• WHAT TO WORK ON: Reproduce all records verbatim.

(Collected data)
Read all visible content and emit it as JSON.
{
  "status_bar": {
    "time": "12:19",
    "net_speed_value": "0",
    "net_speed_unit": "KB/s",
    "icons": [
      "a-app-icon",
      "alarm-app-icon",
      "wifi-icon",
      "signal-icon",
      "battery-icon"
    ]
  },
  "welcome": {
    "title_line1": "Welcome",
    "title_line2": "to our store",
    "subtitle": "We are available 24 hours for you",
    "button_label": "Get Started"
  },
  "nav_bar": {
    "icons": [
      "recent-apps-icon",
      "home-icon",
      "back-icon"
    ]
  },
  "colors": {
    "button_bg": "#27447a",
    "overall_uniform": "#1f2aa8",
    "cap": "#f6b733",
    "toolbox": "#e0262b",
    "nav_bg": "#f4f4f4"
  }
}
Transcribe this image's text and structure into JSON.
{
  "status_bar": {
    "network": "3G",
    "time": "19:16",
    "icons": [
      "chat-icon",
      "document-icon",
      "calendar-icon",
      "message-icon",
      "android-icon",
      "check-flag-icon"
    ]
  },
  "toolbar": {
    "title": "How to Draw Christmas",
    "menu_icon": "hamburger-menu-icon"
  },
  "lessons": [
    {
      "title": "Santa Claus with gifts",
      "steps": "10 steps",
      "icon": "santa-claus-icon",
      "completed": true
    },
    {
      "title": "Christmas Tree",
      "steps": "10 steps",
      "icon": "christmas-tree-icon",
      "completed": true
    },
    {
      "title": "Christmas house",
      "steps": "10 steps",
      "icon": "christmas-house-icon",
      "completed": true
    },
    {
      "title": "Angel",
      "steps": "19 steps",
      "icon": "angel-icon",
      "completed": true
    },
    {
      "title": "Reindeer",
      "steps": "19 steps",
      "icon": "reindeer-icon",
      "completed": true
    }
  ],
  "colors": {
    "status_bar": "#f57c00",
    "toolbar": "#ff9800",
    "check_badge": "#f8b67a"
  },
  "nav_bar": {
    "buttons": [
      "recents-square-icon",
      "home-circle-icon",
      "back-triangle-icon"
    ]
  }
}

• PROBLEM SOLUTION:
Read all visible content and emit it as JSON.
{
  "status_bar": {
    "time": "12:19",
    "net_speed_value": "0",
    "net_speed_unit": "KB/s",
    "icons": [
      "a-app-icon",
      "alarm-app-icon",
      "wifi-icon",
      "signal-icon",
      "battery-icon"
    ]
  },
  "welcome": {
    "title_line1": "Welcome",
    "title_line2": "to our store",
    "subtitle": "We are available 24 hours for you",
    "button_label": "Get Started"
  },
  "nav_bar": {
    "icons": [
      "recent-apps-icon",
      "home-icon",
      "back-icon"
    ]
  },
  "colors": {
    "button_bg": "#27447a",
    "overall_uniform": "#1f2aa8",
    "cap": "#f6b733",
    "toolbox": "#e0262b",
    "nav_bg": "#f4f4f4"
  }
}
Transcribe this image's text and structure into JSON.
{
  "status_bar": {
    "network": "3G",
    "time": "19:16",
    "icons": [
      "chat-icon",
      "document-icon",
      "calendar-icon",
      "message-icon",
      "android-icon",
      "check-flag-icon"
    ]
  },
  "toolbar": {
    "title": "How to Draw Christmas",
    "menu_icon": "hamburger-menu-icon"
  },
  "lessons": [
    {
      "title": "Santa Claus with gifts",
      "steps": "10 steps",
      "icon": "santa-claus-icon",
      "completed": true
    },
    {
      "title": "Christmas Tree",
      "steps": "10 steps",
      "icon": "christmas-tree-icon",
      "completed": true
    },
    {
      "title": "Christmas house",
      "steps": "10 steps",
      "icon": "christmas-house-icon",
      "completed": true
    },
    {
      "title": "Angel",
      "steps": "19 steps",
      "icon": "angel-icon",
      "completed": true
    },
    {
      "title": "Reindeer",
      "steps": "19 steps",
      "icon": "reindeer-icon",
      "completed": true
    }
  ],
  "colors": {
    "status_bar": "#f57c00",
    "toolbar": "#ff9800",
    "check_badge": "#f8b67a"
  },
  "nav_bar": {
    "buttons": [
      "recents-square-icon",
      "home-circle-icon",
      "back-triangle-icon"
    ]
  }
}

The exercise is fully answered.